■ Given request ■
Identify each line below containing the string "your" and copy it.

** START OF Supplied records **

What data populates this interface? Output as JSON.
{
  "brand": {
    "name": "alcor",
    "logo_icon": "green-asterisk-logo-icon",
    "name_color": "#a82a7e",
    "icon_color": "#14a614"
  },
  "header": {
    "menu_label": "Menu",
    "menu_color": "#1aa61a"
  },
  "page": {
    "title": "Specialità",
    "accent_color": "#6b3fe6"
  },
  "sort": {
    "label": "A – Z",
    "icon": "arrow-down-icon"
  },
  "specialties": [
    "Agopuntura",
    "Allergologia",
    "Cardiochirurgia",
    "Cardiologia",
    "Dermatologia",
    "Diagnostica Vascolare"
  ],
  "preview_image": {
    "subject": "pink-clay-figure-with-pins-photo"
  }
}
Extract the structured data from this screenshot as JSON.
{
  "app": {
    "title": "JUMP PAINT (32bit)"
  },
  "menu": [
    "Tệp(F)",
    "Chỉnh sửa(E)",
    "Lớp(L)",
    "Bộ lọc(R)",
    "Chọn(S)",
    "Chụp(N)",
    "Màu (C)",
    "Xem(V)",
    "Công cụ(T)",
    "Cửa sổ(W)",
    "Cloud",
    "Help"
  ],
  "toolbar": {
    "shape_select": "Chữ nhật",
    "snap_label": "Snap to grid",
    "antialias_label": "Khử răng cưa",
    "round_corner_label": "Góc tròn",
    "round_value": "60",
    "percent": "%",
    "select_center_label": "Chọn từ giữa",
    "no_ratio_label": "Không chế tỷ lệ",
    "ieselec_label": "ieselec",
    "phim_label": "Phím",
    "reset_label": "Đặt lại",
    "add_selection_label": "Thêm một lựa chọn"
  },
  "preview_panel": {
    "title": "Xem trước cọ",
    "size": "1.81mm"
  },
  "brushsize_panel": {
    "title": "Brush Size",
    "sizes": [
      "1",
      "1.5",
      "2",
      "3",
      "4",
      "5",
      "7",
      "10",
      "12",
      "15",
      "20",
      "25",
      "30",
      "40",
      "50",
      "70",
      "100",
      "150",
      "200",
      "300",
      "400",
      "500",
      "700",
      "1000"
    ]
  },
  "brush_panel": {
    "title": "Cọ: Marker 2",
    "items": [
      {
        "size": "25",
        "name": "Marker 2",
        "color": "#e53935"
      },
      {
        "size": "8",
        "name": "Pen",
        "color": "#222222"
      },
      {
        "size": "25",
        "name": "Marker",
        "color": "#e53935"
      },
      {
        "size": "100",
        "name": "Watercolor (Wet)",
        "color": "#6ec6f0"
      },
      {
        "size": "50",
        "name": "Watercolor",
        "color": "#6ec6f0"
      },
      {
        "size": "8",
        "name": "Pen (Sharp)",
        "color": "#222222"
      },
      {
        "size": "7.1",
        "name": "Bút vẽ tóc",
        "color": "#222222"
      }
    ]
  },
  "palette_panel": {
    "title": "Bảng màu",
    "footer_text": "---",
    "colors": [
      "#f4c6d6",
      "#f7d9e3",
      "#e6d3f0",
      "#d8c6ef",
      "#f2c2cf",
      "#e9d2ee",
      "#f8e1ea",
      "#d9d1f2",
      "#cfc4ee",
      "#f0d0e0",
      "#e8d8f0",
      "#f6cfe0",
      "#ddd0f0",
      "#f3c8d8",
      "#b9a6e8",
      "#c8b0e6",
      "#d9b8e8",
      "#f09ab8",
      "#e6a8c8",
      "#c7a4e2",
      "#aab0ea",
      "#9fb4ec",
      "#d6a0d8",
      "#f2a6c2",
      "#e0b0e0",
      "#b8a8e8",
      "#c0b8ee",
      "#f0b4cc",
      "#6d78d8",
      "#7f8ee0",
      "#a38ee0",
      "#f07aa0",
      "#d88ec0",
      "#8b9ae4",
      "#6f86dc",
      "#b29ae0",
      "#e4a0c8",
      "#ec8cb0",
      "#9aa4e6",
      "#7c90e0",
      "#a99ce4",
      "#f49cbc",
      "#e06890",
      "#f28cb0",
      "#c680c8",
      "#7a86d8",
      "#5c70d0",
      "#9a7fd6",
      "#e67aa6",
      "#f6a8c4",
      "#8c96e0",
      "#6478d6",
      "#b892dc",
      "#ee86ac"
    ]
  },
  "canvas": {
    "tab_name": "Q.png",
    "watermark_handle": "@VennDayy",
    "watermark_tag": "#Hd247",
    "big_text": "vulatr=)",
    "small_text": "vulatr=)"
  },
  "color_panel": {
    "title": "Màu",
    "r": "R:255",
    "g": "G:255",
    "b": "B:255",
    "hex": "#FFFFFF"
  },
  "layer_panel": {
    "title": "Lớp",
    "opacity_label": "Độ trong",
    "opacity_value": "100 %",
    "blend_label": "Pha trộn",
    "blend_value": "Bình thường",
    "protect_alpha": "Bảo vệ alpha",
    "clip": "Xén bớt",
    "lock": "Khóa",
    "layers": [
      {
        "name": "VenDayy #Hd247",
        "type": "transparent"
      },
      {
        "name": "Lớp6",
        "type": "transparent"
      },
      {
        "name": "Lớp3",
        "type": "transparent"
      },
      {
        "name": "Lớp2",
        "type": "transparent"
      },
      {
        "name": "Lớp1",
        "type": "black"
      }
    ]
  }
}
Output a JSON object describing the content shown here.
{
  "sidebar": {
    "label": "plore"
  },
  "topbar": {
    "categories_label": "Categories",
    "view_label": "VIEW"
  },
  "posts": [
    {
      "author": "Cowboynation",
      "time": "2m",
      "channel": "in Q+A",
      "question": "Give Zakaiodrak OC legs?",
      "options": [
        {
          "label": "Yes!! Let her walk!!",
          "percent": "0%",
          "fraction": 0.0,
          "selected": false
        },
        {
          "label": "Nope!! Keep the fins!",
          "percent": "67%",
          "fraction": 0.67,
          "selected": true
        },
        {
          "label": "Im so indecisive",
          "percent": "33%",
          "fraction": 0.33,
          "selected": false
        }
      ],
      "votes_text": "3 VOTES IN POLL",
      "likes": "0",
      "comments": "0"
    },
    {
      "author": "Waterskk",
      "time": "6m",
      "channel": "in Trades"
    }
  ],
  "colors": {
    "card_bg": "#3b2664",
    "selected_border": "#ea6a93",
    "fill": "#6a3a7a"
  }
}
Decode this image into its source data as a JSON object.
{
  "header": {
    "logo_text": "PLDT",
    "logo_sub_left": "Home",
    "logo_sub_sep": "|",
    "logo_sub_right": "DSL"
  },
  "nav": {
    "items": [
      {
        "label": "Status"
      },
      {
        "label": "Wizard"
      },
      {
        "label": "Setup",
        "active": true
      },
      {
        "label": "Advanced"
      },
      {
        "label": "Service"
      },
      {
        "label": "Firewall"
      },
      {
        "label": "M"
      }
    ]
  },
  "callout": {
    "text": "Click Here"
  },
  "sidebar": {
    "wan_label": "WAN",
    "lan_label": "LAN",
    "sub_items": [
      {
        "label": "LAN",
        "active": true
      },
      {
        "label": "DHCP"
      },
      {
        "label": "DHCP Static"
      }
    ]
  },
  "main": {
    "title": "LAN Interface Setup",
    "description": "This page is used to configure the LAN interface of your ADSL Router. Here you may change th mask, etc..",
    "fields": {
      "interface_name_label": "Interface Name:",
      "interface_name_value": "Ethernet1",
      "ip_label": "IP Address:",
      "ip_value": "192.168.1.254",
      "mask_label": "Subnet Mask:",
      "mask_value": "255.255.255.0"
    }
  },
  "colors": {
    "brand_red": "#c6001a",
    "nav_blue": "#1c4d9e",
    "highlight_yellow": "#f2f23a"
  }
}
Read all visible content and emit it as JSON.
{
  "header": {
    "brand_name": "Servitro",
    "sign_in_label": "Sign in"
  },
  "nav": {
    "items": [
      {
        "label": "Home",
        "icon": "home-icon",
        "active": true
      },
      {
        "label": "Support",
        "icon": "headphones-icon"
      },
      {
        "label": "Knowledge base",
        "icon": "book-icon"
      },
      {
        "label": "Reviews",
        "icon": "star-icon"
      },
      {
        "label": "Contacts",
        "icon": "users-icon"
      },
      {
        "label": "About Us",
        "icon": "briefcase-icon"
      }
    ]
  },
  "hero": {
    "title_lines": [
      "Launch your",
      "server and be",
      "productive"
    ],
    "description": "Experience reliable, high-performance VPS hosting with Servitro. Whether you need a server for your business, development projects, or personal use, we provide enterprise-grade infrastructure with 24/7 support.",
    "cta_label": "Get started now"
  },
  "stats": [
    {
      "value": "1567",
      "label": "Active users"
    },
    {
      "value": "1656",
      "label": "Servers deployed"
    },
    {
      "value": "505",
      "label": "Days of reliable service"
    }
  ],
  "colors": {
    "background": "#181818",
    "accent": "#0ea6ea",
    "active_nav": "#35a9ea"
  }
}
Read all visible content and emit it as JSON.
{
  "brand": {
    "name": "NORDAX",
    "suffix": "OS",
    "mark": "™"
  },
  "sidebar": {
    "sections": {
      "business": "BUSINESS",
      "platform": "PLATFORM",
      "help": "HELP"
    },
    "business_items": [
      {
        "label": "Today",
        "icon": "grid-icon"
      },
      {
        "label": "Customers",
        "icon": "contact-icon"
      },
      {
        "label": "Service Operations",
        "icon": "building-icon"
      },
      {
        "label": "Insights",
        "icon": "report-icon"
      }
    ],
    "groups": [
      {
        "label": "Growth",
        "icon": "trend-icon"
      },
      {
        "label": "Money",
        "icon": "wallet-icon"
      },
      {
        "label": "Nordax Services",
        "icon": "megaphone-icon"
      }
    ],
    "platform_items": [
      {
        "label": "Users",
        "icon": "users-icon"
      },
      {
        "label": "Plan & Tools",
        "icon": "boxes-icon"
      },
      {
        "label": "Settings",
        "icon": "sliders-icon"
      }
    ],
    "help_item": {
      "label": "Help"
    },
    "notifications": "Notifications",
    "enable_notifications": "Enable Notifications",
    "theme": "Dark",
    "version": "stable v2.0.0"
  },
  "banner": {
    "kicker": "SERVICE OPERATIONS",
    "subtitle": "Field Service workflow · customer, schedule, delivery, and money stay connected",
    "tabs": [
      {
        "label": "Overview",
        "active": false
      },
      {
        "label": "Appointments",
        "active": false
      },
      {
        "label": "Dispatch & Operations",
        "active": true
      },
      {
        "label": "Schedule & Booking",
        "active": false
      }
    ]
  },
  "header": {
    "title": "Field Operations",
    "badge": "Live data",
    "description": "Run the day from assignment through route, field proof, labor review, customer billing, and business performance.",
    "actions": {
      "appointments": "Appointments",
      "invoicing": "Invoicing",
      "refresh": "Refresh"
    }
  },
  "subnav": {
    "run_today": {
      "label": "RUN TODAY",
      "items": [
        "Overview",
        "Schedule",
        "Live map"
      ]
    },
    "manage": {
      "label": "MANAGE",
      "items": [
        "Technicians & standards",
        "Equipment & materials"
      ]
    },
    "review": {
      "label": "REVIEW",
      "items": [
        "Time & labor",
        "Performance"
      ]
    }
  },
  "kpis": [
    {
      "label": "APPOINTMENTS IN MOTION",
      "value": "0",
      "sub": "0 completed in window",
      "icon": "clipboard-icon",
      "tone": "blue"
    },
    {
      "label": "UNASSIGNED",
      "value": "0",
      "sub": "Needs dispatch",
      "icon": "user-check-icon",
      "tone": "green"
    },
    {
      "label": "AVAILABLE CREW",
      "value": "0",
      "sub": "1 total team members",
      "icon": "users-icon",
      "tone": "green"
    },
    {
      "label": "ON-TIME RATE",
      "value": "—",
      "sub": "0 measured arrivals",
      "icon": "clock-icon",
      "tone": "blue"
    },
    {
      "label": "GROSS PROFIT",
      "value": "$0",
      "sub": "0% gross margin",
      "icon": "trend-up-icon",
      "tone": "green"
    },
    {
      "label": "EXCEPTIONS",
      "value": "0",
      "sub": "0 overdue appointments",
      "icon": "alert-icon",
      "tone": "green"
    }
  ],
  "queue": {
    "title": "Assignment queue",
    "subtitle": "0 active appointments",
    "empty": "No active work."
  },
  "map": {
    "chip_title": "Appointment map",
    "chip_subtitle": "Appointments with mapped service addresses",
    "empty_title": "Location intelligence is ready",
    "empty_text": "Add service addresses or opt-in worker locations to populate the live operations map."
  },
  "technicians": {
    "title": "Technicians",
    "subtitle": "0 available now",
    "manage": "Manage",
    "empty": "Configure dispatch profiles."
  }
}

** END OF Supplied records **

■ Completed exercise ■
    "description": "This page is used to configure the LAN interface of your ADSL Router. Here you may change th mask, etc..",
      "Launch your",
    "description": "Experience reliable, high-performance VPS hosting with Servitro. Whether you need a server for your business, development projects, or personal use, we provide enterprise-grade infrastructure with 24/7 support.",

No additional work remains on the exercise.